Could you transcribe every record below exactly as written, leaving out any pictures?

** start of DATA EXCERPTS **

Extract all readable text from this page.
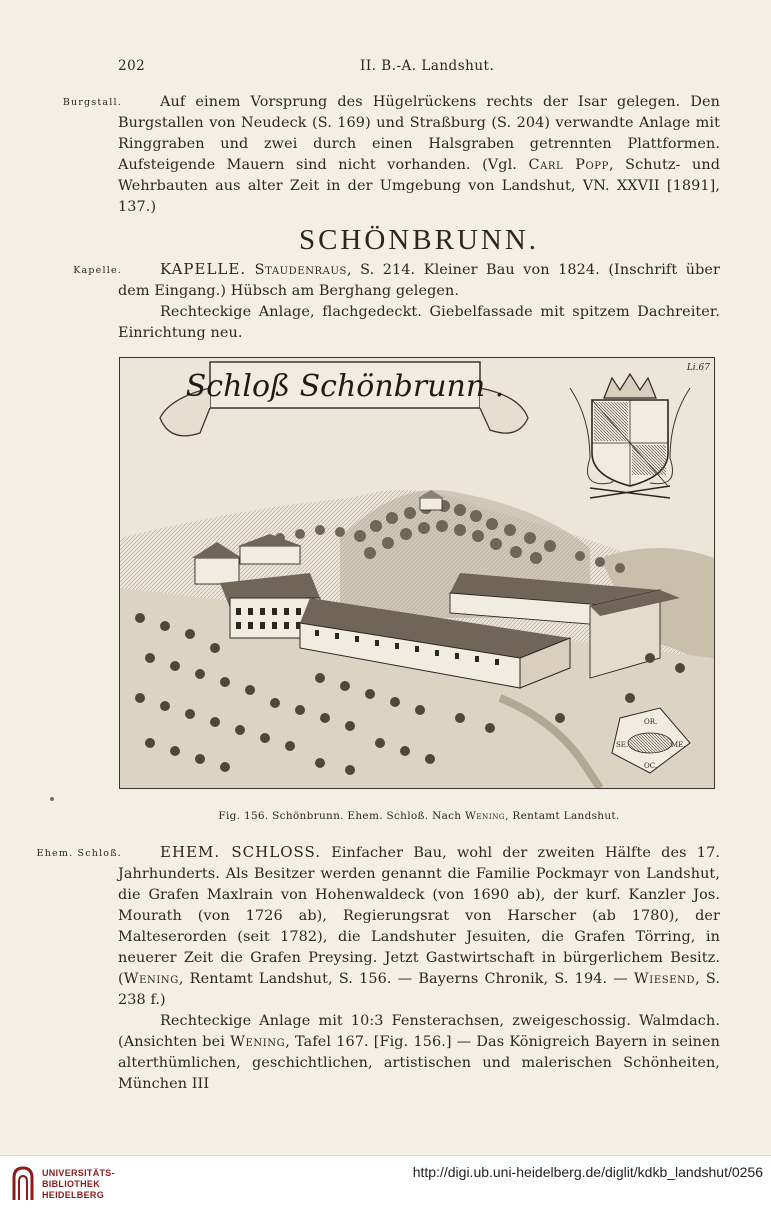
202	II. B.-A. Landshut.
Burgstall.	Auf einem Vorsprung des Hügelrückens rechts der Isar gelegen. Den Burgstallen von Neudeck (S. 169) und Straßburg (S. 204) verwandte Anlage mit Ringgraben und zwei durch einen Halsgraben getrennten Plattformen. Aufsteigende Mauern sind nicht vorhanden. (Vgl. Carl Popp, Schutz- und Wehrbauten aus alter Zeit in der Umgebung von Landshut, VN. XXVII [1891], 137.)

SCHÖNBRUNN.
Kapelle.	KAPELLE. Staudenraus, S. 214. Kleiner Bau von 1824. (Inschrift über dem Eingang.) Hübsch am Berghang gelegen.

Rechteckige Anlage, flachgedeckt. Giebelfassade mit spitzem Dachreiter. Einrichtung neu.

Schloß Schönbrunn .
Li.67
OR.
SE.	ME.
OC.
Fig. 156. Schönbrunn. Ehem. Schloß. Nach Wening, Rentamt Landshut.
Ehem. Schloß.	EHEM. SCHLOSS. Einfacher Bau, wohl der zweiten Hälfte des 17. Jahrhunderts. Als Besitzer werden genannt die Familie Pockmayr von Landshut, die Grafen Maxlrain von Hohenwaldeck (von 1690 ab), der kurf. Kanzler Jos. Mourath (von 1726 ab), Regierungsrat von Harscher (ab 1780), der Malteserorden (seit 1782), die Landshuter Jesuiten, die Grafen Törring, in neuerer Zeit die Grafen Preysing. Jetzt Gastwirtschaft in bürgerlichem Besitz. (Wening, Rentamt Landshut, S. 156. — Bayerns Chronik, S. 194. — Wiesend, S. 238 f.)

Rechteckige Anlage mit 10:3 Fensterachsen, zweigeschossig. Walmdach. (Ansichten bei Wening, Tafel 167. [Fig. 156.] — Das Königreich Bayern in seinen alterthümlichen, geschichtlichen, artistischen und malerischen Schönheiten, München III

UNIVERSITÄTS-
BIBLIOTHEK
HEIDELBERG
http://digi.ub.uni-heidelberg.de/diglit/kdkb_landshut/0256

** end of DATA EXCERPTS **

RESULT BELOW
Extract all readable text from this page.
202	II. B.-A. Landshut.
Burgstall.	Auf einem Vorsprung des Hügelrückens rechts der Isar gelegen. Den Burgstallen von Neudeck (S. 169) und Straßburg (S. 204) verwandte Anlage mit Ringgraben und zwei durch einen Halsgraben getrennten Plattformen. Aufsteigende Mauern sind nicht vorhanden. (Vgl. Carl Popp, Schutz- und Wehrbauten aus alter Zeit in der Umgebung von Landshut, VN. XXVII [1891], 137.)

SCHÖNBRUNN.
Kapelle.	KAPELLE. Staudenraus, S. 214. Kleiner Bau von 1824. (Inschrift über dem Eingang.) Hübsch am Berghang gelegen.

Rechteckige Anlage, flachgedeckt. Giebelfassade mit spitzem Dachreiter. Einrichtung neu.

Schloß Schönbrunn .
Li.67
OR.
SE.	ME.
OC.
Fig. 156. Schönbrunn. Ehem. Schloß. Nach Wening, Rentamt Landshut.
Ehem. Schloß.	EHEM. SCHLOSS. Einfacher Bau, wohl der zweiten Hälfte des 17. Jahrhunderts. Als Besitzer werden genannt die Familie Pockmayr von Landshut, die Grafen Maxlrain von Hohenwaldeck (von 1690 ab), der kurf. Kanzler Jos. Mourath (von 1726 ab), Regierungsrat von Harscher (ab 1780), der Malteserorden (seit 1782), die Landshuter Jesuiten, die Grafen Törring, in neuerer Zeit die Grafen Preysing. Jetzt Gastwirtschaft in bürgerlichem Besitz. (Wening, Rentamt Landshut, S. 156. — Bayerns Chronik, S. 194. — Wiesend, S. 238 f.)

Rechteckige Anlage mit 10:3 Fensterachsen, zweigeschossig. Walmdach. (Ansichten bei Wening, Tafel 167. [Fig. 156.] — Das Königreich Bayern in seinen alterthümlichen, geschichtlichen, artistischen und malerischen Schönheiten, München III

UNIVERSITÄTS-
BIBLIOTHEK
HEIDELBERG
http://digi.ub.uni-heidelberg.de/diglit/kdkb_landshut/0256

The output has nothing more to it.